**TASK DESCRIPTION:**
Determine the number of lines holding the word "beurre"; answer with that number only.

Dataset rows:
————————

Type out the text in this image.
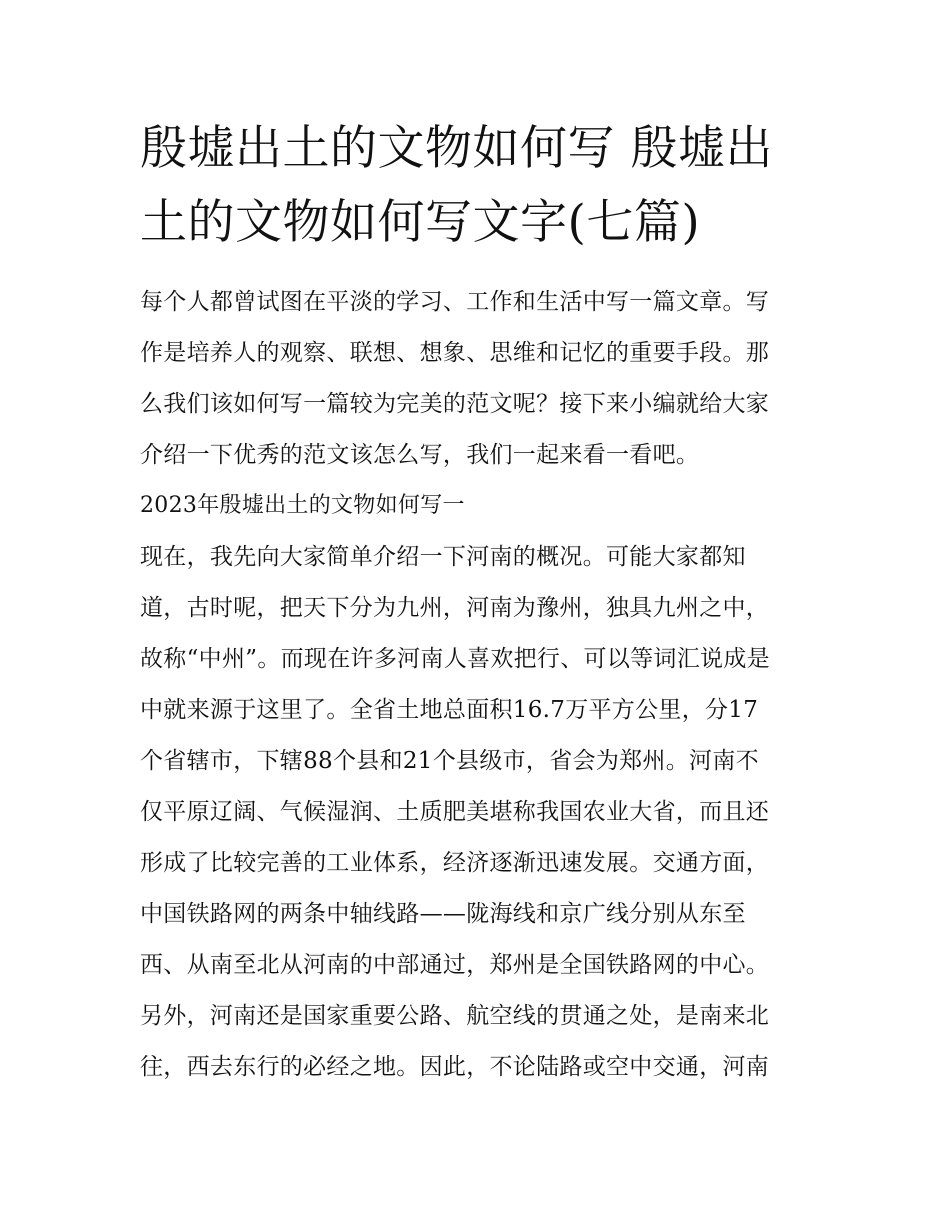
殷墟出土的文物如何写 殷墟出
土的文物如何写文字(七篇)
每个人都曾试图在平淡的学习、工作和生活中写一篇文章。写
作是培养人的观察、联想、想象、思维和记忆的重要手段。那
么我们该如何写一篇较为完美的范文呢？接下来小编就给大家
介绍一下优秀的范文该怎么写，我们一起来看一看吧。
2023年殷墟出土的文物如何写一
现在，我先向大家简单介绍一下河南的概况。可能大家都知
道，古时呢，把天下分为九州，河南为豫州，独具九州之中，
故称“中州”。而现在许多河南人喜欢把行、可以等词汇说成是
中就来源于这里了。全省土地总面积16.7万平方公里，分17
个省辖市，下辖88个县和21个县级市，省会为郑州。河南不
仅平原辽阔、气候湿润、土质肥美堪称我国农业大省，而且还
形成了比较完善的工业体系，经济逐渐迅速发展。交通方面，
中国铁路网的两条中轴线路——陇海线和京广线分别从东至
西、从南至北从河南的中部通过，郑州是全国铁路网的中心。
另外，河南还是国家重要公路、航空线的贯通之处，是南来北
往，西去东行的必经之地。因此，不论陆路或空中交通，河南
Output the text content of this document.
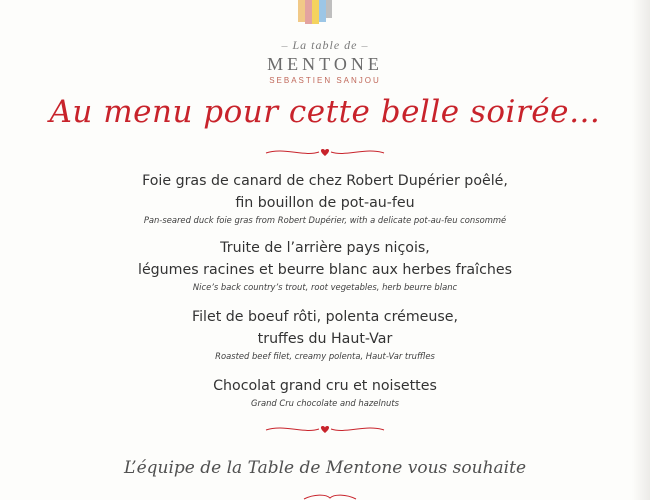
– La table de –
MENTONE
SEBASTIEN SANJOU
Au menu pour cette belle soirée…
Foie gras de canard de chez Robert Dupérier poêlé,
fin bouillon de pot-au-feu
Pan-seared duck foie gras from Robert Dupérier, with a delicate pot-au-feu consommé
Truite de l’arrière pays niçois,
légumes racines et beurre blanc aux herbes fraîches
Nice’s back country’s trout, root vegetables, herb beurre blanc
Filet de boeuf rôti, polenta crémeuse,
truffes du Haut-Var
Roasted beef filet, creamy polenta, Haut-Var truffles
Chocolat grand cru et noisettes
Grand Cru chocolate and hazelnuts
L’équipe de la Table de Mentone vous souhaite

————————

**SOLUTION FOR THIS TASK:**
2